(Work instructions)
Find the lines holding the word "kasvatustieteellinen" and collect them.

## START Dataset entries

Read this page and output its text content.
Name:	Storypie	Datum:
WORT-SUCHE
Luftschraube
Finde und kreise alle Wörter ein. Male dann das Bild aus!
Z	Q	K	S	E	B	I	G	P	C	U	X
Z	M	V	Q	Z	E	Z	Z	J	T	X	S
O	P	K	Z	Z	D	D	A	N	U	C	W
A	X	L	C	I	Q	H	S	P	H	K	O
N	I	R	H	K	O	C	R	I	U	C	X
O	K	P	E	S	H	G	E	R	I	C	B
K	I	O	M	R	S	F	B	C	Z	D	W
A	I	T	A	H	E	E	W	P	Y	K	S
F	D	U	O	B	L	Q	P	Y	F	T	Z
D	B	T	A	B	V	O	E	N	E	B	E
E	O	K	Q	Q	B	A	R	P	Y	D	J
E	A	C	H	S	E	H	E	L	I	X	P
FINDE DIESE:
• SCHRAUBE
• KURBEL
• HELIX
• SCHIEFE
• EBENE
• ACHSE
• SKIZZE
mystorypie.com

## END Dataset entries
## START Dataset entries

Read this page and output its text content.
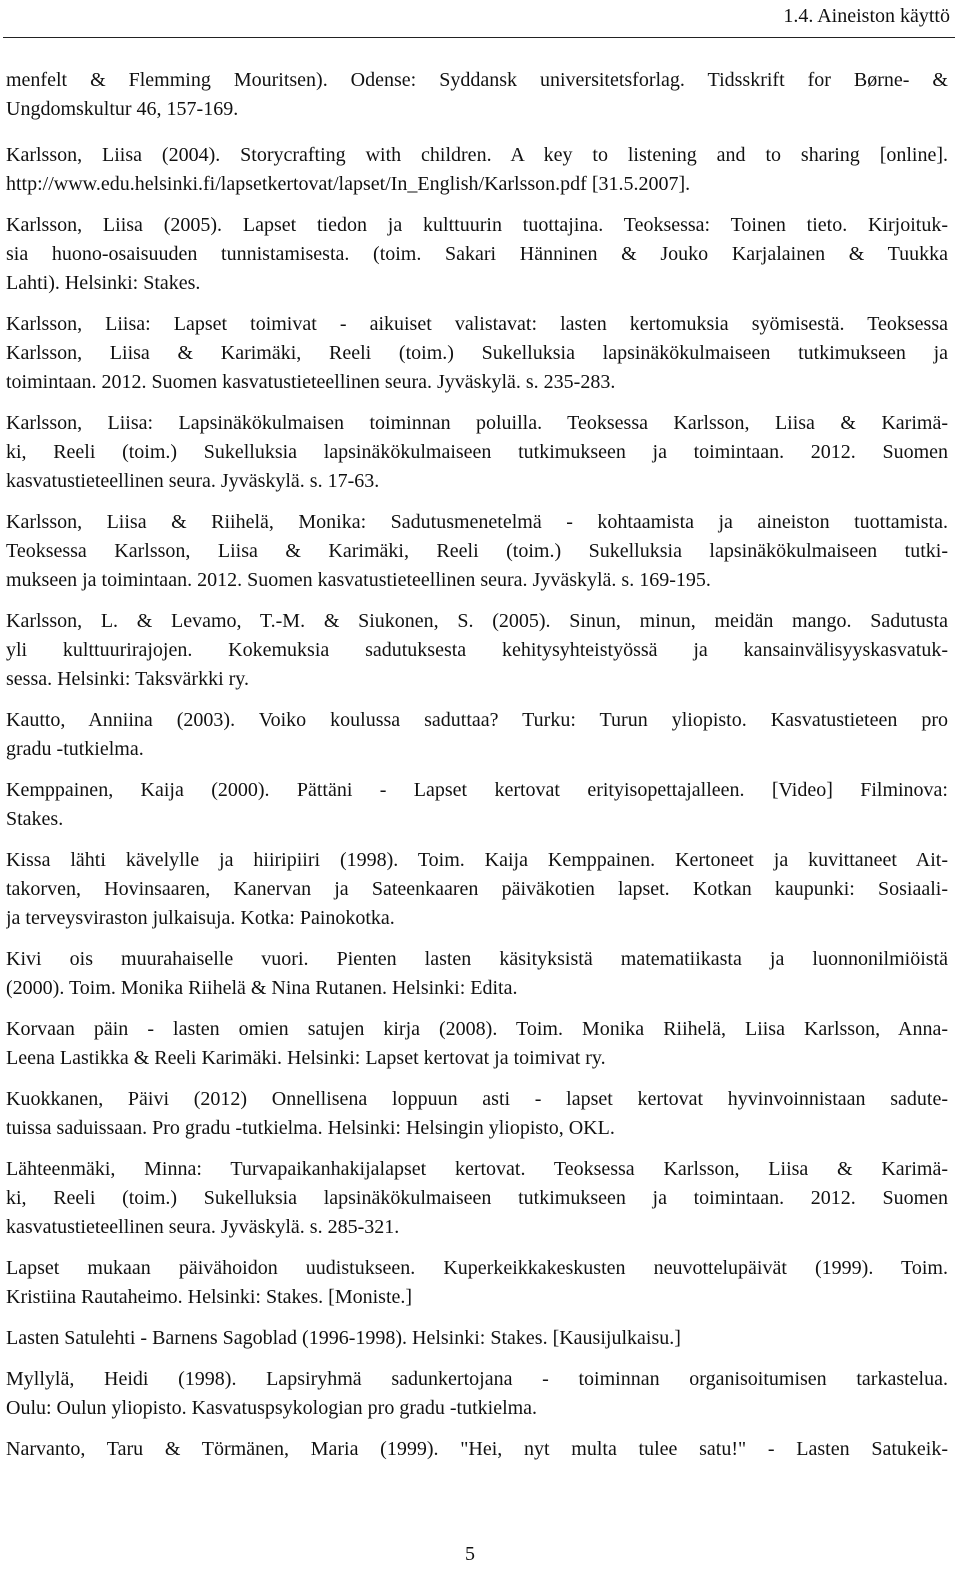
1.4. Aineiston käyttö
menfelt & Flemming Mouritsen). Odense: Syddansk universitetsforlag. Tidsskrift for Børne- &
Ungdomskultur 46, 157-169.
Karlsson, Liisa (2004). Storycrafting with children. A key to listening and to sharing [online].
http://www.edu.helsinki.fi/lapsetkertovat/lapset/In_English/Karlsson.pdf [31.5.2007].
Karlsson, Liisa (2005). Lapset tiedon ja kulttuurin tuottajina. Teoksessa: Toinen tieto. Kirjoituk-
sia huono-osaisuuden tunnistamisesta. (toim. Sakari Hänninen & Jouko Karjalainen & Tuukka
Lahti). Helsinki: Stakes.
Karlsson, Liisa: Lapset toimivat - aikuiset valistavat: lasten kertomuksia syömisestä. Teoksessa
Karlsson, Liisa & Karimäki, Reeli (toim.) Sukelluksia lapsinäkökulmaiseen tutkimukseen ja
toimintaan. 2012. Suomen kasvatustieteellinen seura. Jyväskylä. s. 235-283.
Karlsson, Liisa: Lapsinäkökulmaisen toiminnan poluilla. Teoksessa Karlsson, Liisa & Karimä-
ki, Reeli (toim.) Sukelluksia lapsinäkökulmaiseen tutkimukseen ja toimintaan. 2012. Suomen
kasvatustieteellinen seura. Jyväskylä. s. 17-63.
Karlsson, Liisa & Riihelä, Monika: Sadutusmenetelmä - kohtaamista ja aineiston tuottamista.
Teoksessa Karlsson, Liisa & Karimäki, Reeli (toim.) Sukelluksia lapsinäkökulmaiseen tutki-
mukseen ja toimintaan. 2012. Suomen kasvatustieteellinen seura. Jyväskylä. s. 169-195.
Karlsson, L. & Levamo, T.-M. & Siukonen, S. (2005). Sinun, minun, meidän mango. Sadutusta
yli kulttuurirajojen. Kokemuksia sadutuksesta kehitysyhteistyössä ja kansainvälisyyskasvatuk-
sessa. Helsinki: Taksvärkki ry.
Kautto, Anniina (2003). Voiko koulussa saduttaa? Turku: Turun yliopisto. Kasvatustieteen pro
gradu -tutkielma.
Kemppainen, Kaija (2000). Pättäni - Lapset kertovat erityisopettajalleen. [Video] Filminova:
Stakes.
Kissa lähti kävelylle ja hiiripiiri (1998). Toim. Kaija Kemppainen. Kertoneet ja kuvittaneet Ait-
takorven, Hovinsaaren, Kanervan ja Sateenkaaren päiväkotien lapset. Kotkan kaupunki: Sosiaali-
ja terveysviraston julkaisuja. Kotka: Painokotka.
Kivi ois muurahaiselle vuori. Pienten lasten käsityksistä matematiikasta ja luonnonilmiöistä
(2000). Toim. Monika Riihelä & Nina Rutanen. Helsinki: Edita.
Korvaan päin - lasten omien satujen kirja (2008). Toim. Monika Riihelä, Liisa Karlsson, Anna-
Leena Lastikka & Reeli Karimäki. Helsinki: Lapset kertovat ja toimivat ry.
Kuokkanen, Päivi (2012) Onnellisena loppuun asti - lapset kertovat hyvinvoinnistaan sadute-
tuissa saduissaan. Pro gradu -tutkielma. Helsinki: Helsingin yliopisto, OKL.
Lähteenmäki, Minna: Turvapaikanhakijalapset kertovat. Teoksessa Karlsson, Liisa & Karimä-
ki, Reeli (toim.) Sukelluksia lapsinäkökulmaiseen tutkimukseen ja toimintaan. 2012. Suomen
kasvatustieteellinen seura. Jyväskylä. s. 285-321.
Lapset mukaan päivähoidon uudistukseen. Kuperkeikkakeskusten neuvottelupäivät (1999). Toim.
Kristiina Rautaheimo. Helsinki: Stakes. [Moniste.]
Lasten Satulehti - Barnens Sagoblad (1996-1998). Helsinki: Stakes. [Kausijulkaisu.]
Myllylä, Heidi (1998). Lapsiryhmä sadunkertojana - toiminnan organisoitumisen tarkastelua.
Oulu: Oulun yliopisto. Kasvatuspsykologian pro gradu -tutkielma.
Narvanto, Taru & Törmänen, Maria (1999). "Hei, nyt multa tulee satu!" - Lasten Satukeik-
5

## END Dataset entries

(Exercise response)
toimintaan. 2012. Suomen kasvatustieteellinen seura. Jyväskylä. s. 235-283.
kasvatustieteellinen seura. Jyväskylä. s. 17-63.
mukseen ja toimintaan. 2012. Suomen kasvatustieteellinen seura. Jyväskylä. s. 169-195.
kasvatustieteellinen seura. Jyväskylä. s. 285-321.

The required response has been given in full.